## The problem
Select the lines of the records containing the word "Processing" and list them.
----- Entries supplied
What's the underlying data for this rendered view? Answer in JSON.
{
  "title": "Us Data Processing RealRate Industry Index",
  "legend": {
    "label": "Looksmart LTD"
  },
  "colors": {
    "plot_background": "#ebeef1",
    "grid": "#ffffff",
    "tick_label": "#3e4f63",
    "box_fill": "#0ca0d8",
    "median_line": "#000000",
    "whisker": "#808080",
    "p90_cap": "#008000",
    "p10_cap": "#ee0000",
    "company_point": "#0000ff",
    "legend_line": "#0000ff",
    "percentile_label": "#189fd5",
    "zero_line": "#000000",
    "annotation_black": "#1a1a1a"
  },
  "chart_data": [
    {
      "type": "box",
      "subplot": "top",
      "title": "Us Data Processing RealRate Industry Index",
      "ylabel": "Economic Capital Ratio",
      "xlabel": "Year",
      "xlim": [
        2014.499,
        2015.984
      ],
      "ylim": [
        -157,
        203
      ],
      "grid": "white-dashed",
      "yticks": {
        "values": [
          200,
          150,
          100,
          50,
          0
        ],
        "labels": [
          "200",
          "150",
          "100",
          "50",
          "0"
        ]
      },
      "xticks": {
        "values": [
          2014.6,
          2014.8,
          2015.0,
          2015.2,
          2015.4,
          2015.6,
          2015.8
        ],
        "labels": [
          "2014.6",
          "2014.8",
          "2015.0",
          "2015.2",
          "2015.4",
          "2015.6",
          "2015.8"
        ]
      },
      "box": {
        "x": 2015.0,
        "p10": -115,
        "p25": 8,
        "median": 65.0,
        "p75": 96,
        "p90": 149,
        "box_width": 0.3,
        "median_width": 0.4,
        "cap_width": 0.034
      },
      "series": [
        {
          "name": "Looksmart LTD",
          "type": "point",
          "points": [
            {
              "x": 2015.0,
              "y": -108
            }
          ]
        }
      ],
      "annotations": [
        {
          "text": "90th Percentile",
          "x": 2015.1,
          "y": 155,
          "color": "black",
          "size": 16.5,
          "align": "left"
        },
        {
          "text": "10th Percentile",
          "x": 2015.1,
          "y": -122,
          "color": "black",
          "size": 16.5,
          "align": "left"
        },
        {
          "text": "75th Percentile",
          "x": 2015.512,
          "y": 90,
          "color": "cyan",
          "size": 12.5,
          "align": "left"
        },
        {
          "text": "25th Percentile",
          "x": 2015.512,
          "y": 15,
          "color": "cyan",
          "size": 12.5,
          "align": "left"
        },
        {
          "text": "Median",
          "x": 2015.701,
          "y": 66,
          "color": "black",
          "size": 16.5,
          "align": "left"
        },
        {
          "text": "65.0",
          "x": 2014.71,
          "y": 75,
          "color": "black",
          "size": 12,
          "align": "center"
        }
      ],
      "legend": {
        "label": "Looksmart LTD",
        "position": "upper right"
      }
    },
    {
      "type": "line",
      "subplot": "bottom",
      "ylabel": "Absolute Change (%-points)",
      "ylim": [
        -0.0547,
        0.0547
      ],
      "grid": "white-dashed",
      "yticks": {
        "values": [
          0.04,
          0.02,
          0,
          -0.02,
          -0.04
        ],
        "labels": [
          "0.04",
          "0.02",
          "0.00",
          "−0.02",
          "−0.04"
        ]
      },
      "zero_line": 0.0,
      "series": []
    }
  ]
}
----------
## Finished answer
  "title": "Us Data Processing RealRate Industry Index",
      "title": "Us Data Processing RealRate Industry Index",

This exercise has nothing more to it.